__Task description__. In the records below, find the line containing "Read out every word on this page."; copy exactly that line and all lines after it to the end, and nothing else.

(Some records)
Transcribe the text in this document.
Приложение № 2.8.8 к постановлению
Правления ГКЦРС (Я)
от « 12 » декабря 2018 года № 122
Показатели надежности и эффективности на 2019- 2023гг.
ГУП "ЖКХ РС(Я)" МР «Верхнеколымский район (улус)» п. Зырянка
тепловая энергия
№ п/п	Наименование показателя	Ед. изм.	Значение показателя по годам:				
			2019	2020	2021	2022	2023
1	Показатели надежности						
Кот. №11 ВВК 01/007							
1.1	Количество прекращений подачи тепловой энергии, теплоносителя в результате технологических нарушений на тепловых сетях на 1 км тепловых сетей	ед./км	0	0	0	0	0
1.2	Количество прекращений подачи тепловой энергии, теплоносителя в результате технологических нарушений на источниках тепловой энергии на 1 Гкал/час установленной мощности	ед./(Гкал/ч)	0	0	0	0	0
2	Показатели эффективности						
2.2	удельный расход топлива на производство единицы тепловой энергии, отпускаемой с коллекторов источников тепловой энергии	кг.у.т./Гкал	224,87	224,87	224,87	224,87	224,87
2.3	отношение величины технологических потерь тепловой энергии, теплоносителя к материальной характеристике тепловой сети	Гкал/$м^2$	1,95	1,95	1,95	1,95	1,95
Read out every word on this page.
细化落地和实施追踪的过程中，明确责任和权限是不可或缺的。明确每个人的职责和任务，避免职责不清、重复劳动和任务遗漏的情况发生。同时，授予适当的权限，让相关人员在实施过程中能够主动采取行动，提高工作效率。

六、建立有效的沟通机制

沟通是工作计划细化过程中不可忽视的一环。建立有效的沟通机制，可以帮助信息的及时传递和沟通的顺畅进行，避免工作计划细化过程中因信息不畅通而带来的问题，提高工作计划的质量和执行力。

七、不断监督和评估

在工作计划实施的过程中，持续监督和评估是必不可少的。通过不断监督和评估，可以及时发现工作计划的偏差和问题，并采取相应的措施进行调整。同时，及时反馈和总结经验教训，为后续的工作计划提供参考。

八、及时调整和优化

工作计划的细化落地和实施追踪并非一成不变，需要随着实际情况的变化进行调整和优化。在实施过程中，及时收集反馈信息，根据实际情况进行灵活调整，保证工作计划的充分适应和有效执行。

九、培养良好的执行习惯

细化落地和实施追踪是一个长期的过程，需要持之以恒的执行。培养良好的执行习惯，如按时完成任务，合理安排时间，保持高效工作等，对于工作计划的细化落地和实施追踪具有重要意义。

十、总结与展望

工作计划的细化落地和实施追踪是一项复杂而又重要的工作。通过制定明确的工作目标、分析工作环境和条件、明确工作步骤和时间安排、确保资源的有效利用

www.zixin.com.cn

__Task response__.
Read out every word on this page.
细化落地和实施追踪的过程中，明确责任和权限是不可或缺的。明确每个人的职责和任务，避免职责不清、重复劳动和任务遗漏的情况发生。同时，授予适当的权限，让相关人员在实施过程中能够主动采取行动，提高工作效率。

六、建立有效的沟通机制

沟通是工作计划细化过程中不可忽视的一环。建立有效的沟通机制，可以帮助信息的及时传递和沟通的顺畅进行，避免工作计划细化过程中因信息不畅通而带来的问题，提高工作计划的质量和执行力。

七、不断监督和评估

在工作计划实施的过程中，持续监督和评估是必不可少的。通过不断监督和评估，可以及时发现工作计划的偏差和问题，并采取相应的措施进行调整。同时，及时反馈和总结经验教训，为后续的工作计划提供参考。

八、及时调整和优化

工作计划的细化落地和实施追踪并非一成不变，需要随着实际情况的变化进行调整和优化。在实施过程中，及时收集反馈信息，根据实际情况进行灵活调整，保证工作计划的充分适应和有效执行。

九、培养良好的执行习惯

细化落地和实施追踪是一个长期的过程，需要持之以恒的执行。培养良好的执行习惯，如按时完成任务，合理安排时间，保持高效工作等，对于工作计划的细化落地和实施追踪具有重要意义。

十、总结与展望

工作计划的细化落地和实施追踪是一项复杂而又重要的工作。通过制定明确的工作目标、分析工作环境和条件、明确工作步骤和时间安排、确保资源的有效利用

www.zixin.com.cn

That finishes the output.